▸ **BRIEF**
Copy all lines holding the word "emateko" from the entries.

--- BEGIN ---

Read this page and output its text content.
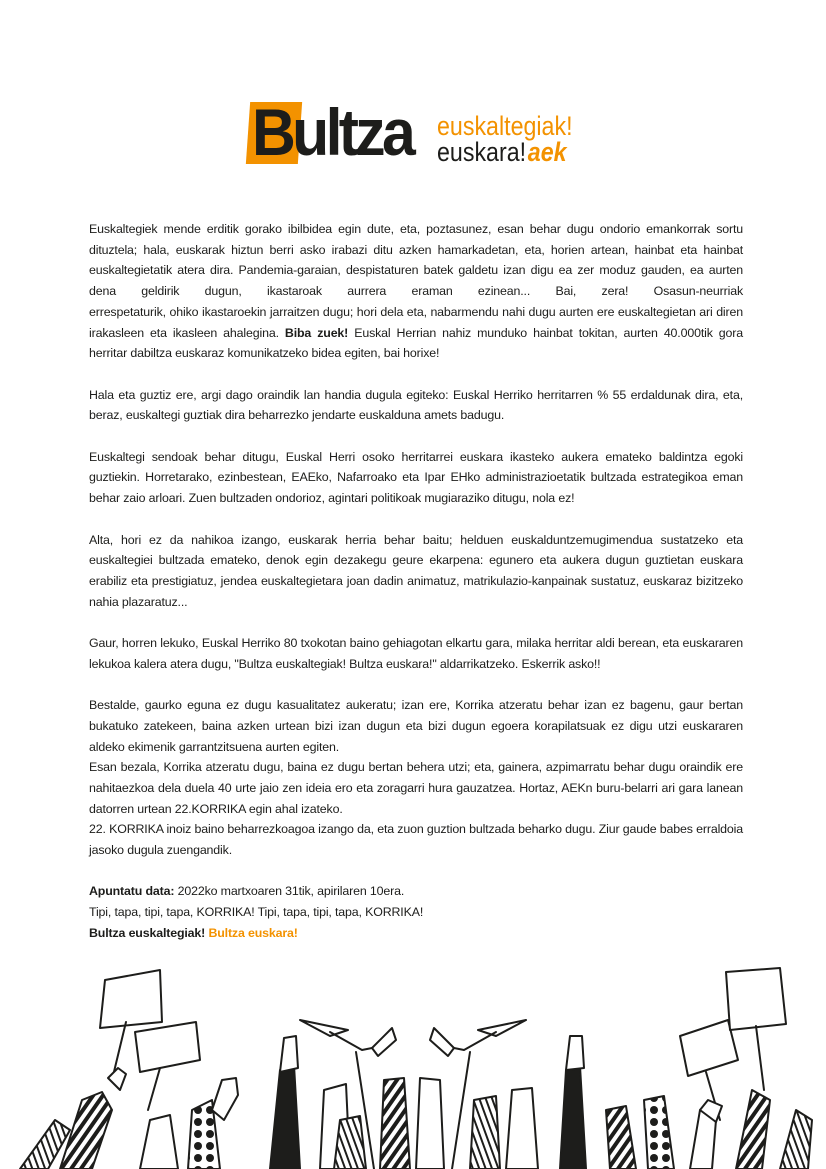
Bultza euskaltegiak!
euskara!aek

Euskaltegiek mende erditik gorako ibilbidea egin dute, eta, poztasunez, esan behar dugu ondorio emankorrak sortu dituztela; hala, euskarak hiztun berri asko irabazi ditu azken hamarkadetan, eta, horien artean, hainbat eta hainbat euskaltegietatik atera dira. Pandemia-garaian, despistaturen batek galdetu izan digu ea zer moduz gauden, ea aurten dena geldirik dugun, ikastaroak aurrera eraman ezinean... Bai, zera! Osasun-neurriak

errespetaturik, ohiko ikastaroekin jarraitzen dugu; hori dela eta, nabarmendu nahi dugu aurten ere euskaltegietan ari diren irakasleen eta ikasleen ahalegina. Biba zuek! Euskal Herrian nahiz munduko hainbat tokitan, aurten 40.000tik gora herritar dabiltza euskaraz komunikatzeko bidea egiten, bai horixe!

Hala eta guztiz ere, argi dago oraindik lan handia dugula egiteko: Euskal Herriko herritarren % 55 erdaldunak dira, eta, beraz, euskaltegi guztiak dira beharrezko jendarte euskalduna amets badugu.

Euskaltegi sendoak behar ditugu, Euskal Herri osoko herritarrei euskara ikasteko aukera emateko baldintza egoki guztiekin. Horretarako, ezinbestean, EAEko, Nafarroako eta Ipar EHko administrazioetatik bultzada estrategikoa eman behar zaio arloari. Zuen bultzaden ondorioz, agintari politikoak mugiaraziko ditugu, nola ez!

Alta, hori ez da nahikoa izango, euskarak herria behar baitu; helduen euskalduntzemugimendua sustatzeko eta euskaltegiei bultzada emateko, denok egin dezakegu geure ekarpena: egunero eta aukera dugun guztietan euskara erabiliz eta prestigiatuz, jendea euskaltegietara joan dadin animatuz, matrikulazio-kanpainak sustatuz, euskaraz bizitzeko nahia plazaratuz...

Gaur, horren lekuko, Euskal Herriko 80 txokotan baino gehiagotan elkartu gara, milaka herritar aldi berean, eta euskararen lekukoa kalera atera dugu, "Bultza euskaltegiak! Bultza euskara!" aldarrikatzeko. Eskerrik asko!!

Bestalde, gaurko eguna ez dugu kasualitatez aukeratu; izan ere, Korrika atzeratu behar izan ez bagenu, gaur bertan bukatuko zatekeen, baina azken urtean bizi izan dugun eta bizi dugun egoera korapilatsuak ez digu utzi euskararen aldeko ekimenik garrantzitsuena aurten egiten.

Esan bezala, Korrika atzeratu dugu, baina ez dugu bertan behera utzi; eta, gainera, azpimarratu behar dugu oraindik ere nahitaezkoa dela duela 40 urte jaio zen ideia ero eta zoragarri hura gauzatzea. Hortaz, AEKn buru-belarri ari gara lanean datorren urtean 22.KORRIKA egin ahal izateko.

22. KORRIKA inoiz baino beharrezkoagoa izango da, eta zuon guztion bultzada beharko dugu. Ziur gaude babes erraldoia jasoko dugula zuengandik.

Apuntatu data: 2022ko martxoaren 31tik, apirilaren 10era.

Tipi, tapa, tipi, tapa, KORRIKA! Tipi, tapa, tipi, tapa, KORRIKA!

Bultza euskaltegiak! Bultza euskara!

--- END ---

▸ **ANSWER TO THIS PROBLEM**
Euskaltegi sendoak behar ditugu, Euskal Herri osoko herritarrei euskara ikasteko aukera emateko baldintza egoki guztiekin. Horretarako, ezinbestean, EAEko, Nafarroako eta Ipar EHko administrazioetatik bultzada estrategikoa eman behar zaio arloari. Zuen bultzaden ondorioz, agintari politikoak mugiaraziko ditugu, nola ez!
Alta, hori ez da nahikoa izango, euskarak herria behar baitu; helduen euskalduntzemugimendua sustatzeko eta euskaltegiei bultzada emateko, denok egin dezakegu geure ekarpena: egunero eta aukera dugun guztietan euskara erabiliz eta prestigiatuz, jendea euskaltegietara joan dadin animatuz, matrikulazio-kanpainak sustatuz, euskaraz bizitzeko nahia plazaratuz...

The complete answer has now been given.